◆ **Data to process**

┄┄┄┄┄┄┄┄┄┄

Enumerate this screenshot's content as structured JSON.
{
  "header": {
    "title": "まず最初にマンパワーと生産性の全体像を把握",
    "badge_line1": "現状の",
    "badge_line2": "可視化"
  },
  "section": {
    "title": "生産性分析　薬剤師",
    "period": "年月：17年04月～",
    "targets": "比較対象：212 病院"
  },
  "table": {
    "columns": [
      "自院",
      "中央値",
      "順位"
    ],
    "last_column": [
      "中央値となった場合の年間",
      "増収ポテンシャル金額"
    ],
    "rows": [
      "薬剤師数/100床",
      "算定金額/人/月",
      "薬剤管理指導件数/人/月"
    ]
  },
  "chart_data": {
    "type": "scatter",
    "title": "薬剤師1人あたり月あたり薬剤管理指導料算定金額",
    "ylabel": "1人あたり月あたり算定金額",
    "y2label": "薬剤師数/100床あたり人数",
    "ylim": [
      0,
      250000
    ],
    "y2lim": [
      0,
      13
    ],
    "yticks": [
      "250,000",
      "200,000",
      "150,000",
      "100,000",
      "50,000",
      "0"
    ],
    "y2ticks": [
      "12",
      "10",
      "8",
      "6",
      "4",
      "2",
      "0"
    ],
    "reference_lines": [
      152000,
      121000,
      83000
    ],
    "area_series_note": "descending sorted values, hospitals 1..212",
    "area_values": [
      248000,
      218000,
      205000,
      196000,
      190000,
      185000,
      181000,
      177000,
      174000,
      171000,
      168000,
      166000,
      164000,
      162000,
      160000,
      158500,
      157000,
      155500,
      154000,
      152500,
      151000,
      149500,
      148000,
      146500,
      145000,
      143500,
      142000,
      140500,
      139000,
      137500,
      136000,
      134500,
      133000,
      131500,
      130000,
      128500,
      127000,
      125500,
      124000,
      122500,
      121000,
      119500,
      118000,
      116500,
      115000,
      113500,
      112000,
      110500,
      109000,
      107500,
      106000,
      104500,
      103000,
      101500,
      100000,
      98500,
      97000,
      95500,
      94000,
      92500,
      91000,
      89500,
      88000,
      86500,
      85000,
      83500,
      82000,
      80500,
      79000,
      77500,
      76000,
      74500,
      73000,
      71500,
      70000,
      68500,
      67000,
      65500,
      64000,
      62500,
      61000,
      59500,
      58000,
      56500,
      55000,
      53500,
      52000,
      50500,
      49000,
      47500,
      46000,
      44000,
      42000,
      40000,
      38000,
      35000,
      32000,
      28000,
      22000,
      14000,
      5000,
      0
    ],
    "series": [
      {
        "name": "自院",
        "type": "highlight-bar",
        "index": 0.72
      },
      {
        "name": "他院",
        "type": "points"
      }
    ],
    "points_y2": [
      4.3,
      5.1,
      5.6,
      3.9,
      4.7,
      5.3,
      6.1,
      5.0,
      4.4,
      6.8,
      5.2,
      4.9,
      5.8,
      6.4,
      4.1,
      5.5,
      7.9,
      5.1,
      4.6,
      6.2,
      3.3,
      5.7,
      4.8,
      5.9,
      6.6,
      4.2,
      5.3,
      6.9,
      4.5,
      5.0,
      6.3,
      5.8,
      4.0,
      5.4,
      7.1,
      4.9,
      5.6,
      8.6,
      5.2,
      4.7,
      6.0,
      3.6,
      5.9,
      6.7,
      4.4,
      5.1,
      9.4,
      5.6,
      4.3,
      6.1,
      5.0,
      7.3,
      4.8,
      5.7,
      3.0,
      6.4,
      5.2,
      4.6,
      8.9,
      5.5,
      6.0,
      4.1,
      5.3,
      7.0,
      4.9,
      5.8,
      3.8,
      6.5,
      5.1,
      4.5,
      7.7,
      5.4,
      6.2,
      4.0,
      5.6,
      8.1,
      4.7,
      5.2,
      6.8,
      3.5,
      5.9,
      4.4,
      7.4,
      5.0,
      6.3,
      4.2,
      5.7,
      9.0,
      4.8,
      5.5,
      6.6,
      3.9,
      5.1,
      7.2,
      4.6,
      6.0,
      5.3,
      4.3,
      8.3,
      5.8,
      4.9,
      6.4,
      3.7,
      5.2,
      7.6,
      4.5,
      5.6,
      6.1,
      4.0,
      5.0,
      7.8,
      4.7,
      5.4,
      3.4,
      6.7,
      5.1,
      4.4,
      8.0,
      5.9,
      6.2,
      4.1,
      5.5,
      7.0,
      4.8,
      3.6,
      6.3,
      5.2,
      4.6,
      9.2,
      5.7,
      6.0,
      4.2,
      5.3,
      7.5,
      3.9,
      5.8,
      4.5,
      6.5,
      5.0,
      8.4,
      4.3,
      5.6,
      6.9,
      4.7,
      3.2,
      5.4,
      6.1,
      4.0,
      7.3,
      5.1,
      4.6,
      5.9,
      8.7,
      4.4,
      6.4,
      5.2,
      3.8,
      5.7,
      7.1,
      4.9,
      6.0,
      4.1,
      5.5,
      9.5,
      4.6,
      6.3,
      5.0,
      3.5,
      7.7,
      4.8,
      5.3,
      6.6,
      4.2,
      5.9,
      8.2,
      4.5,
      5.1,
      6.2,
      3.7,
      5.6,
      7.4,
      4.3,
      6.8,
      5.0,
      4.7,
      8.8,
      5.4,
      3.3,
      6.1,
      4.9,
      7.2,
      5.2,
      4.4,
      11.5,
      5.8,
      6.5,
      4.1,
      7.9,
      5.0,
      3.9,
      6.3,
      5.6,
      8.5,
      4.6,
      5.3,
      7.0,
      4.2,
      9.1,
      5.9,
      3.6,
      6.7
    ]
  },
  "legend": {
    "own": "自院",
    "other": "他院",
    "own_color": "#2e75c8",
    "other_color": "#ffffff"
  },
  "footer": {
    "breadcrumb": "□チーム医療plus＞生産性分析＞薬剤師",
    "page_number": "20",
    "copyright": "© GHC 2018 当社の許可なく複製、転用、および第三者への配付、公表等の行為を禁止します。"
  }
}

┄┄┄┄┄┄┄┄┄┄

◆ **Description of the task**
Copy whichever lines in the listing above contain the word "title".

◆ **Worked answer**
    "title": "まず最初にマンパワーと生産性の全体像を把握",
    "title": "生産性分析　薬剤師",
    "title": "薬剤師1人あたり月あたり薬剤管理指導料算定金額",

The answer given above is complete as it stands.